#### [The problem]
From the records below, pull each line that has "Asuransi".

────────────────────

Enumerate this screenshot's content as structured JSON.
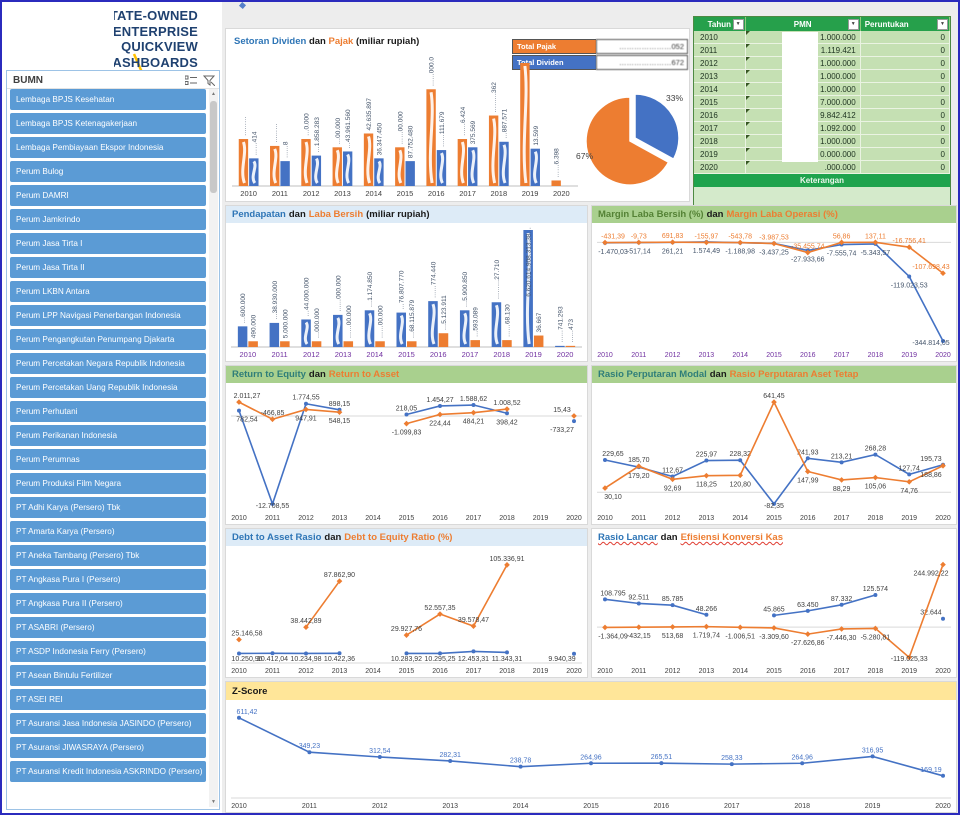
{
  "header": {
    "title_lines": [
      "STATE-OWNED",
      "ENTERPRISE",
      "QUICKVIEW",
      "DASHBOARDS"
    ]
  },
  "sidebar": {
    "title": "BUMN",
    "items": [
      "Lembaga BPJS Kesehatan",
      "Lembaga BPJS Ketenagakerjaan",
      "Lembaga Pembiayaan Ekspor Indonesia",
      "Perum Bulog",
      "Perum DAMRI",
      "Perum Jamkrindo",
      "Perum Jasa Tirta I",
      "Perum Jasa Tirta II",
      "Perum LKBN Antara",
      "Perum LPP Navigasi Penerbangan Indonesia",
      "Perum Pengangkutan Penumpang Djakarta",
      "Perum Percetakan Negara Republik Indonesia",
      "Perum Percetakan Uang Republik Indonesia",
      "Perum Perhutani",
      "Perum Perikanan Indonesia",
      "Perum Perumnas",
      "Perum Produksi Film Negara",
      "PT Adhi Karya  (Persero)  Tbk",
      "PT Amarta Karya  (Persero)",
      "PT Aneka Tambang  (Persero)  Tbk",
      "PT Angkasa Pura I  (Persero)",
      "PT Angkasa Pura II  (Persero)",
      "PT ASABRI  (Persero)",
      "PT ASDP Indonesia Ferry  (Persero)",
      "PT Asean Bintulu Fertilizer",
      "PT ASEI REI",
      "PT Asuransi Jasa Indonesia JASINDO  (Persero)",
      "PT Asuransi JIWASRAYA  (Persero)",
      "PT Asuransi Kredit Indonesia ASKRINDO  (Persero)"
    ]
  },
  "pmn_table": {
    "headers": [
      "Tahun",
      "PMN",
      "Peruntukan"
    ],
    "rows": [
      {
        "tahun": "2010",
        "pmn": "1.000.000",
        "peruntukan": "0"
      },
      {
        "tahun": "2011",
        "pmn": "1.119.421",
        "peruntukan": "0"
      },
      {
        "tahun": "2012",
        "pmn": "1.000.000",
        "peruntukan": "0"
      },
      {
        "tahun": "2013",
        "pmn": "1.000.000",
        "peruntukan": "0"
      },
      {
        "tahun": "2014",
        "pmn": "1.000.000",
        "peruntukan": "0"
      },
      {
        "tahun": "2015",
        "pmn": "7.000.000",
        "peruntukan": "0"
      },
      {
        "tahun": "2016",
        "pmn": "9.842.412",
        "peruntukan": "0"
      },
      {
        "tahun": "2017",
        "pmn": "1.092.000",
        "peruntukan": "0"
      },
      {
        "tahun": "2018",
        "pmn": "1.000.000",
        "peruntukan": "0"
      },
      {
        "tahun": "2019",
        "pmn": "0.000.000",
        "peruntukan": "0"
      },
      {
        "tahun": "2020",
        "pmn": ".000.000",
        "peruntukan": "0"
      }
    ],
    "footer": "Keterangan",
    "note": "left part of PMN values covered by white redaction in source"
  },
  "panels": {
    "setoran": {
      "t1": "Setoran Dividen",
      "dan": "dan",
      "t2": "Pajak",
      "suffix": "(miliar rupiah)",
      "totals": [
        {
          "label": "Total Pajak",
          "value": "…………………052",
          "color": "#ED7D31"
        },
        {
          "label": "Total Dividen",
          "value": "…………………672",
          "color": "#4472C4"
        }
      ]
    },
    "pendapatan": {
      "t1": "Pendapatan",
      "dan": "dan",
      "t2": "Laba Bersih",
      "suffix": "(miliar rupiah)"
    },
    "margin": {
      "t1": "Margin Laba Bersih (%)",
      "dan": "dan",
      "t2": "Margin Laba Operasi (%)"
    },
    "rte": {
      "t1": "Return to Equity",
      "dan": "dan",
      "t2": "Return to Asset"
    },
    "rasio": {
      "t1": "Rasio Perputaran Modal",
      "dan": "dan",
      "t2": "Rasio Perputaran Aset Tetap"
    },
    "debt": {
      "t1": "Debt to Asset Rasio",
      "dan": "dan",
      "t2": "Debt to Equity Ratio (%)"
    },
    "lancar": {
      "t1": "Rasio Lancar",
      "dan": "dan",
      "t2": "Efisiensi Konversi Kas"
    },
    "zscore": {
      "t1": "Z-Score"
    }
  },
  "chart_data": [
    {
      "id": "setoran_dividen_pajak",
      "type": "bar",
      "categories": [
        "2010",
        "2011",
        "2012",
        "2013",
        "2014",
        "2015",
        "2016",
        "2017",
        "2018",
        "2019",
        "2020"
      ],
      "series": [
        {
          "name": "Pajak",
          "color": "#ED7D31",
          "heights": [
            34,
            29,
            34,
            28,
            38,
            28,
            70,
            34,
            51,
            89,
            4
          ],
          "labels": [
            "………",
            "………",
            "…0.000",
            "…00.000",
            "42.635.897",
            "……00.000",
            "……000.000",
            "……6.424",
            "………362",
            "",
            "……6.398"
          ]
        },
        {
          "name": "Dividen",
          "color": "#4472C4",
          "heights": [
            20,
            18,
            22,
            25,
            20,
            18,
            26,
            28,
            32,
            27,
            0
          ],
          "labels": [
            "……414",
            "……8",
            "…1.858.283",
            "…43.961.560",
            "36.347.450",
            "87.752.480",
            "……111.679",
            "375.569",
            "…887.571",
            "13.599",
            ""
          ]
        }
      ],
      "note": "heights are relative estimates (axis unlabeled); data labels partially redacted in source"
    },
    {
      "id": "setoran_pie",
      "type": "pie",
      "slices": [
        {
          "label": "67%",
          "value": 67,
          "color": "#ED7D31"
        },
        {
          "label": "33%",
          "value": 33,
          "color": "#4472C4"
        }
      ]
    },
    {
      "id": "pendapatan_laba_bersih",
      "type": "bar",
      "categories": [
        "2010",
        "2011",
        "2012",
        "2013",
        "2014",
        "2015",
        "2016",
        "2017",
        "2018",
        "2019",
        "2020"
      ],
      "series": [
        {
          "name": "Pendapatan",
          "color": "#4472C4",
          "heights": [
            18,
            21,
            24,
            28,
            32,
            30,
            40,
            32,
            39,
            102,
            1
          ],
          "labels": [
            "…600.000",
            "…38.930.000",
            "…44.000.000",
            "……000.000",
            "…1.174.850",
            "…76.807.770",
            "……774.440",
            "…5.900.850",
            "………27.710",
            "6.620.614.908.313.38…",
            "……741.293"
          ]
        },
        {
          "name": "Laba Bersih",
          "color": "#ED7D31",
          "heights": [
            5,
            5,
            5,
            5,
            5,
            5,
            12,
            6,
            6,
            10,
            1
          ],
          "labels": [
            "490.000",
            "5.000.000",
            "…000.000",
            "……00.000",
            "……00.000",
            "…68.115.879",
            "…5.123.911",
            "…593.089",
            "……68.130",
            "36.667",
            "……473"
          ]
        }
      ],
      "note": "heights are relative estimates; labels partially redacted in source"
    },
    {
      "id": "margin_laba",
      "type": "line",
      "categories": [
        "2010",
        "2011",
        "2012",
        "2013",
        "2014",
        "2015",
        "2016",
        "2017",
        "2018",
        "2019",
        "2020"
      ],
      "series": [
        {
          "name": "Margin Laba Bersih (%)",
          "color": "#4472C4",
          "values": [
            -1470.03,
            -517.14,
            261.21,
            1574.49,
            -1188.98,
            -3437.25,
            -27933.66,
            -7555.74,
            -5343.57,
            -119023.53,
            -344814.05
          ],
          "labels": [
            "-1.470,03",
            "-517,14",
            "261,21",
            "1.574,49",
            "-1.188,98",
            "-3.437,25",
            "-27.933,66",
            "-7.555,74",
            "-5.343,57",
            "-119.023,53",
            "-344.814,05"
          ]
        },
        {
          "name": "Margin Laba Operasi (%)",
          "color": "#ED7D31",
          "values": [
            -431.39,
            -9.73,
            691.83,
            -155.97,
            -543.78,
            -3987.53,
            -35455.74,
            56.86,
            137.11,
            -16756.41,
            -107698.43
          ],
          "labels": [
            "-431,39",
            "-9,73",
            "691,83",
            "-155,97",
            "-543,78",
            "-3.987,53",
            "-35.455,74",
            "56,86",
            "137,11",
            "-16.756,41",
            "-107.698,43"
          ]
        }
      ]
    },
    {
      "id": "return_equity_asset",
      "type": "line",
      "categories": [
        "2010",
        "2011",
        "2012",
        "2013",
        "2014",
        "2015",
        "2016",
        "2017",
        "2018",
        "2019",
        "2020"
      ],
      "series": [
        {
          "name": "Return to Equity",
          "color": "#4472C4",
          "values": [
            782.54,
            -12708.55,
            1774.55,
            898.15,
            null,
            218.05,
            1454.27,
            1588.62,
            398.42,
            null,
            -733.27
          ],
          "labels": [
            "782,54",
            "-12.708,55",
            "1.774,55",
            "898,15",
            null,
            "218,05",
            "1.454,27",
            "1.588,62",
            "398,42",
            null,
            "-733,27"
          ]
        },
        {
          "name": "Return to Asset",
          "color": "#ED7D31",
          "values": [
            2011.27,
            -466.85,
            947.91,
            548.15,
            null,
            -1099.83,
            224.44,
            484.21,
            1008.52,
            null,
            15.43
          ],
          "labels": [
            "2.011,27",
            "-466,85",
            "947,91",
            "548,15",
            null,
            "-1.099,83",
            "224,44",
            "484,21",
            "1.008,52",
            null,
            "15,43"
          ]
        }
      ]
    },
    {
      "id": "rasio_perputaran",
      "type": "line",
      "categories": [
        "2010",
        "2011",
        "2012",
        "2013",
        "2014",
        "2015",
        "2016",
        "2017",
        "2018",
        "2019",
        "2020"
      ],
      "series": [
        {
          "name": "Rasio Perputaran Modal",
          "color": "#4472C4",
          "values": [
            229.65,
            179.2,
            112.67,
            225.97,
            228.32,
            -82.35,
            241.93,
            213.21,
            268.28,
            127.74,
            195.73
          ],
          "labels": [
            "229,65",
            "179,20",
            "112,67",
            "225,97",
            "228,32",
            "-82,35",
            "241,93",
            "213,21",
            "268,28",
            "127,74",
            "195,73"
          ]
        },
        {
          "name": "Rasio Perputaran Aset Tetap",
          "color": "#ED7D31",
          "values": [
            30.1,
            185.7,
            92.69,
            118.25,
            120.8,
            641.45,
            147.99,
            88.29,
            105.06,
            74.76,
            188.86
          ],
          "labels": [
            "30,10",
            "185,70",
            "92,69",
            "118,25",
            "120,80",
            "641,45",
            "147,99",
            "88,29",
            "105,06",
            "74,76",
            "188,86"
          ]
        }
      ]
    },
    {
      "id": "debt_ratio",
      "type": "line",
      "categories": [
        "2010",
        "2011",
        "2012",
        "2013",
        "2014",
        "2015",
        "2016",
        "2017",
        "2018",
        "2019",
        "2020"
      ],
      "series": [
        {
          "name": "Debt to Asset Rasio",
          "color": "#4472C4",
          "values": [
            10250.96,
            10412.04,
            10234.98,
            10422.36,
            null,
            10283.92,
            10295.25,
            12453.31,
            11343.31,
            null,
            9940.39
          ],
          "labels": [
            "10.250,96",
            "10.412,04",
            "10.234,98",
            "10.422,36",
            null,
            "10.283,92",
            "10.295,25",
            "12.453,31",
            "11.343,31",
            null,
            "9.940,39"
          ]
        },
        {
          "name": "Debt to Equity Ratio (%)",
          "color": "#ED7D31",
          "values": [
            25146.58,
            null,
            38442.89,
            87862.9,
            null,
            29927.76,
            52557.35,
            39578.47,
            105336.91,
            null,
            null
          ],
          "labels": [
            "25.146,58",
            null,
            "38.442,89",
            "87.862,90",
            null,
            "29.927,76",
            "52.557,35",
            "39.578,47",
            "105.336,91",
            null,
            null
          ]
        }
      ]
    },
    {
      "id": "rasio_lancar_ekk",
      "type": "line",
      "categories": [
        "2010",
        "2011",
        "2012",
        "2013",
        "2014",
        "2015",
        "2016",
        "2017",
        "2018",
        "2019",
        "2020"
      ],
      "series": [
        {
          "name": "Rasio Lancar",
          "color": "#4472C4",
          "values": [
            108795,
            92511,
            85785,
            48266,
            null,
            45865,
            63450,
            87332,
            125574,
            null,
            32644
          ],
          "labels": [
            "108.795",
            "92.511",
            "85.785",
            "48.266",
            null,
            "45.865",
            "63.450",
            "87.332",
            "125.574",
            null,
            "32.644"
          ]
        },
        {
          "name": "Efisiensi Konversi Kas",
          "color": "#ED7D31",
          "values": [
            -1364.09,
            -432.15,
            513.68,
            1719.74,
            -1006.51,
            -3309.6,
            -27626.86,
            -7446.3,
            -5280.81,
            -119025.33,
            244992.22
          ],
          "labels": [
            "-1.364,09",
            "-432,15",
            "513,68",
            "1.719,74",
            "-1.006,51",
            "-3.309,60",
            "-27.626,86",
            "-7.446,30",
            "-5.280,81",
            "-119.025,33",
            "244.992,22"
          ]
        }
      ]
    },
    {
      "id": "zscore",
      "type": "line",
      "categories": [
        "2010",
        "2011",
        "2012",
        "2013",
        "2014",
        "2015",
        "2016",
        "2017",
        "2018",
        "2019",
        "2020"
      ],
      "series": [
        {
          "name": "Z-Score",
          "color": "#4472C4",
          "values": [
            611.42,
            349.23,
            312.54,
            282.31,
            238.78,
            264.96,
            265.51,
            258.33,
            264.96,
            316.95,
            169.19
          ],
          "labels": [
            "611,42",
            "349,23",
            "312,54",
            "282,31",
            "238,78",
            "264,96",
            "265,51",
            "258,33",
            "264,96",
            "316,95",
            "169,19"
          ]
        }
      ]
    }
  ]
}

────────────────────

#### [Answer to the exercise]
      "PT Asuransi Jasa Indonesia JASINDO  (Persero)",
      "PT Asuransi JIWASRAYA  (Persero)",
      "PT Asuransi Kredit Indonesia ASKRINDO  (Persero)"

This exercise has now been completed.